▶ Exercise: Copy nothing but the text: repeat each entry exactly and drop the images.

▶ Source data:
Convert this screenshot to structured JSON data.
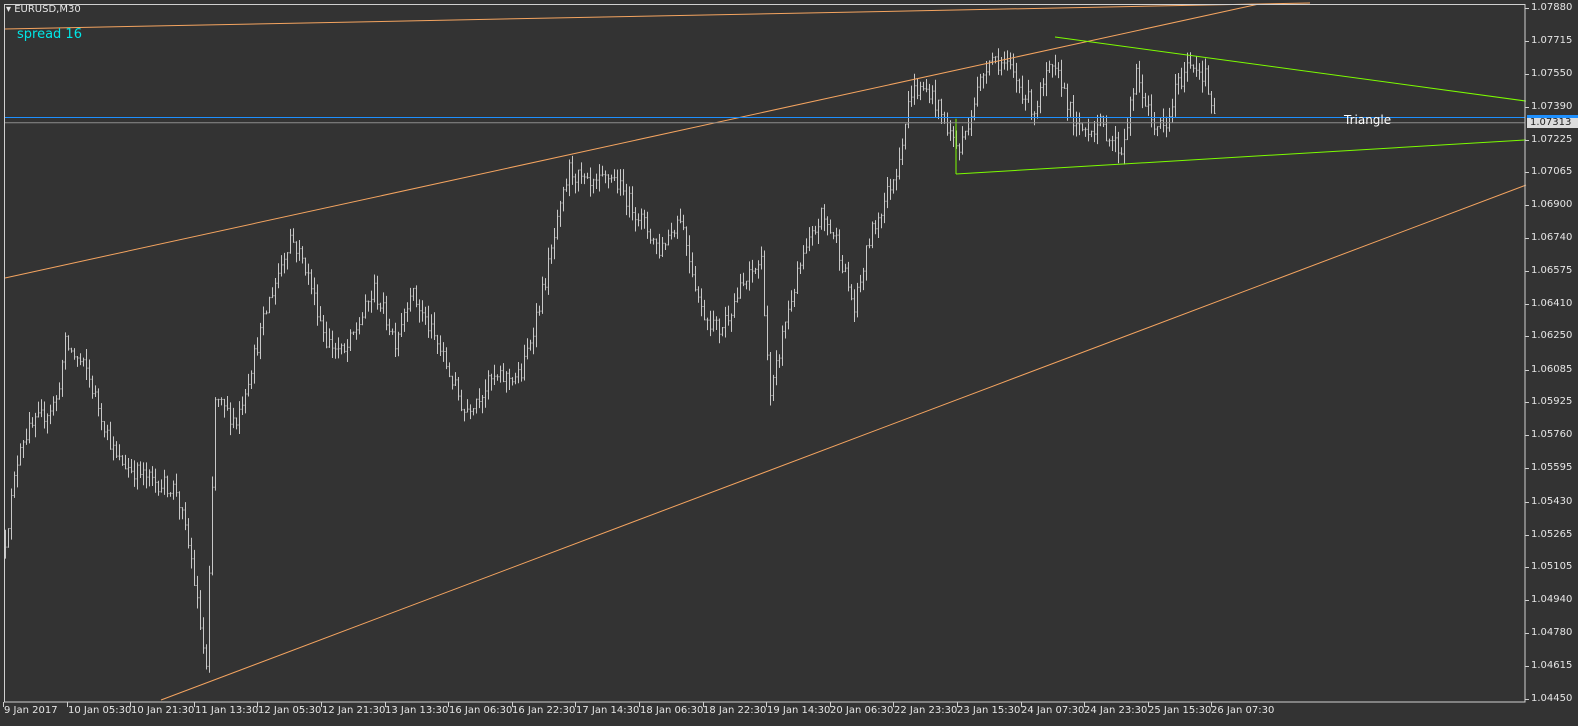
{
  "header": {
    "symbol_title": "EURUSD,M30",
    "spread_label": "spread 16"
  },
  "colors": {
    "background": "#333333",
    "bars": "#c8c8c8",
    "channel": "#f4a460",
    "triangle": "#7cfc00",
    "ask_line": "#1e90ff",
    "bid_line": "#8c8c8c",
    "spread_text": "#00e6e6"
  },
  "chart_data": {
    "type": "ohlc",
    "title": "EURUSD,M30",
    "ylim": [
      1.0445,
      1.0788
    ],
    "y_ticks": [
      "1.07880",
      "1.07715",
      "1.07550",
      "1.07390",
      "1.07225",
      "1.07065",
      "1.06900",
      "1.06740",
      "1.06575",
      "1.06410",
      "1.06250",
      "1.06085",
      "1.05925",
      "1.05760",
      "1.05595",
      "1.05430",
      "1.05265",
      "1.05105",
      "1.04940",
      "1.04780",
      "1.04615",
      "1.04450"
    ],
    "x_ticks": [
      "9 Jan 2017",
      "10 Jan 05:30",
      "10 Jan 21:30",
      "11 Jan 13:30",
      "12 Jan 05:30",
      "12 Jan 21:30",
      "13 Jan 13:30",
      "16 Jan 06:30",
      "16 Jan 22:30",
      "17 Jan 14:30",
      "18 Jan 06:30",
      "18 Jan 22:30",
      "19 Jan 14:30",
      "20 Jan 06:30",
      "22 Jan 23:30",
      "23 Jan 15:30",
      "24 Jan 07:30",
      "24 Jan 23:30",
      "25 Jan 15:30",
      "26 Jan 07:30"
    ],
    "bar_count": 404,
    "close_path": [
      [
        0,
        1.0524
      ],
      [
        5,
        1.0573
      ],
      [
        17,
        1.0593
      ],
      [
        20,
        1.0621
      ],
      [
        27,
        1.0608
      ],
      [
        37,
        1.0564
      ],
      [
        48,
        1.0554
      ],
      [
        57,
        1.0549
      ],
      [
        62,
        1.0514
      ],
      [
        67,
        1.0459
      ],
      [
        70,
        1.0593
      ],
      [
        77,
        1.0583
      ],
      [
        88,
        1.0643
      ],
      [
        95,
        1.0675
      ],
      [
        100,
        1.066
      ],
      [
        107,
        1.0623
      ],
      [
        113,
        1.0616
      ],
      [
        123,
        1.0648
      ],
      [
        130,
        1.0623
      ],
      [
        135,
        1.0648
      ],
      [
        145,
        1.0618
      ],
      [
        153,
        1.0588
      ],
      [
        162,
        1.0603
      ],
      [
        172,
        1.0606
      ],
      [
        180,
        1.0653
      ],
      [
        188,
        1.0708
      ],
      [
        195,
        1.0698
      ],
      [
        202,
        1.0705
      ],
      [
        212,
        1.0683
      ],
      [
        218,
        1.0668
      ],
      [
        225,
        1.0685
      ],
      [
        232,
        1.0638
      ],
      [
        238,
        1.0628
      ],
      [
        245,
        1.0648
      ],
      [
        252,
        1.0663
      ],
      [
        255,
        1.0593
      ],
      [
        260,
        1.0633
      ],
      [
        265,
        1.066
      ],
      [
        272,
        1.0685
      ],
      [
        277,
        1.0673
      ],
      [
        283,
        1.0638
      ],
      [
        288,
        1.0673
      ],
      [
        297,
        1.0708
      ],
      [
        302,
        1.0747
      ],
      [
        308,
        1.0747
      ],
      [
        313,
        1.0732
      ],
      [
        318,
        1.0717
      ],
      [
        323,
        1.0742
      ],
      [
        328,
        1.0765
      ],
      [
        335,
        1.0757
      ],
      [
        343,
        1.0737
      ],
      [
        348,
        1.0757
      ],
      [
        352,
        1.0752
      ],
      [
        357,
        1.0727
      ],
      [
        365,
        1.073
      ],
      [
        372,
        1.0717
      ],
      [
        377,
        1.0754
      ],
      [
        382,
        1.0732
      ],
      [
        387,
        1.0727
      ],
      [
        390,
        1.0747
      ],
      [
        395,
        1.0762
      ],
      [
        400,
        1.0754
      ],
      [
        403,
        1.0732
      ]
    ],
    "trendlines": [
      {
        "name": "channel-top-line",
        "kind": "channel",
        "from": [
          0,
          1.07776
        ],
        "to": [
          435,
          1.07905
        ]
      },
      {
        "name": "channel-upper-line",
        "kind": "channel",
        "from": [
          0,
          1.0654
        ],
        "to": [
          418,
          1.079
        ]
      },
      {
        "name": "channel-lower-line",
        "kind": "channel",
        "from": [
          52,
          1.04445
        ],
        "to": [
          507,
          1.07001
        ]
      },
      {
        "name": "triangle-upper-line",
        "kind": "triangle",
        "from": [
          350,
          1.07736
        ],
        "to": [
          507,
          1.07418
        ]
      },
      {
        "name": "triangle-lower-line",
        "kind": "triangle",
        "from": [
          317,
          1.07056
        ],
        "to": [
          507,
          1.07225
        ]
      }
    ],
    "ask_price": 1.07339,
    "bid_price": "1.07313",
    "annotation": "Triangle"
  }
}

▶ Exercise result:
Convert this screenshot to structured JSON data.
{
  "header": {
    "symbol_title": "EURUSD,M30",
    "spread_label": "spread 16"
  },
  "colors": {
    "background": "#333333",
    "bars": "#c8c8c8",
    "channel": "#f4a460",
    "triangle": "#7cfc00",
    "ask_line": "#1e90ff",
    "bid_line": "#8c8c8c",
    "spread_text": "#00e6e6"
  },
  "chart_data": {
    "type": "ohlc",
    "title": "EURUSD,M30",
    "ylim": [
      1.0445,
      1.0788
    ],
    "y_ticks": [
      "1.07880",
      "1.07715",
      "1.07550",
      "1.07390",
      "1.07225",
      "1.07065",
      "1.06900",
      "1.06740",
      "1.06575",
      "1.06410",
      "1.06250",
      "1.06085",
      "1.05925",
      "1.05760",
      "1.05595",
      "1.05430",
      "1.05265",
      "1.05105",
      "1.04940",
      "1.04780",
      "1.04615",
      "1.04450"
    ],
    "x_ticks": [
      "9 Jan 2017",
      "10 Jan 05:30",
      "10 Jan 21:30",
      "11 Jan 13:30",
      "12 Jan 05:30",
      "12 Jan 21:30",
      "13 Jan 13:30",
      "16 Jan 06:30",
      "16 Jan 22:30",
      "17 Jan 14:30",
      "18 Jan 06:30",
      "18 Jan 22:30",
      "19 Jan 14:30",
      "20 Jan 06:30",
      "22 Jan 23:30",
      "23 Jan 15:30",
      "24 Jan 07:30",
      "24 Jan 23:30",
      "25 Jan 15:30",
      "26 Jan 07:30"
    ],
    "bar_count": 404,
    "close_path": [
      [
        0,
        1.0524
      ],
      [
        5,
        1.0573
      ],
      [
        17,
        1.0593
      ],
      [
        20,
        1.0621
      ],
      [
        27,
        1.0608
      ],
      [
        37,
        1.0564
      ],
      [
        48,
        1.0554
      ],
      [
        57,
        1.0549
      ],
      [
        62,
        1.0514
      ],
      [
        67,
        1.0459
      ],
      [
        70,
        1.0593
      ],
      [
        77,
        1.0583
      ],
      [
        88,
        1.0643
      ],
      [
        95,
        1.0675
      ],
      [
        100,
        1.066
      ],
      [
        107,
        1.0623
      ],
      [
        113,
        1.0616
      ],
      [
        123,
        1.0648
      ],
      [
        130,
        1.0623
      ],
      [
        135,
        1.0648
      ],
      [
        145,
        1.0618
      ],
      [
        153,
        1.0588
      ],
      [
        162,
        1.0603
      ],
      [
        172,
        1.0606
      ],
      [
        180,
        1.0653
      ],
      [
        188,
        1.0708
      ],
      [
        195,
        1.0698
      ],
      [
        202,
        1.0705
      ],
      [
        212,
        1.0683
      ],
      [
        218,
        1.0668
      ],
      [
        225,
        1.0685
      ],
      [
        232,
        1.0638
      ],
      [
        238,
        1.0628
      ],
      [
        245,
        1.0648
      ],
      [
        252,
        1.0663
      ],
      [
        255,
        1.0593
      ],
      [
        260,
        1.0633
      ],
      [
        265,
        1.066
      ],
      [
        272,
        1.0685
      ],
      [
        277,
        1.0673
      ],
      [
        283,
        1.0638
      ],
      [
        288,
        1.0673
      ],
      [
        297,
        1.0708
      ],
      [
        302,
        1.0747
      ],
      [
        308,
        1.0747
      ],
      [
        313,
        1.0732
      ],
      [
        318,
        1.0717
      ],
      [
        323,
        1.0742
      ],
      [
        328,
        1.0765
      ],
      [
        335,
        1.0757
      ],
      [
        343,
        1.0737
      ],
      [
        348,
        1.0757
      ],
      [
        352,
        1.0752
      ],
      [
        357,
        1.0727
      ],
      [
        365,
        1.073
      ],
      [
        372,
        1.0717
      ],
      [
        377,
        1.0754
      ],
      [
        382,
        1.0732
      ],
      [
        387,
        1.0727
      ],
      [
        390,
        1.0747
      ],
      [
        395,
        1.0762
      ],
      [
        400,
        1.0754
      ],
      [
        403,
        1.0732
      ]
    ],
    "trendlines": [
      {
        "name": "channel-top-line",
        "kind": "channel",
        "from": [
          0,
          1.07776
        ],
        "to": [
          435,
          1.07905
        ]
      },
      {
        "name": "channel-upper-line",
        "kind": "channel",
        "from": [
          0,
          1.0654
        ],
        "to": [
          418,
          1.079
        ]
      },
      {
        "name": "channel-lower-line",
        "kind": "channel",
        "from": [
          52,
          1.04445
        ],
        "to": [
          507,
          1.07001
        ]
      },
      {
        "name": "triangle-upper-line",
        "kind": "triangle",
        "from": [
          350,
          1.07736
        ],
        "to": [
          507,
          1.07418
        ]
      },
      {
        "name": "triangle-lower-line",
        "kind": "triangle",
        "from": [
          317,
          1.07056
        ],
        "to": [
          507,
          1.07225
        ]
      }
    ],
    "ask_price": 1.07339,
    "bid_price": "1.07313",
    "annotation": "Triangle"
  }
}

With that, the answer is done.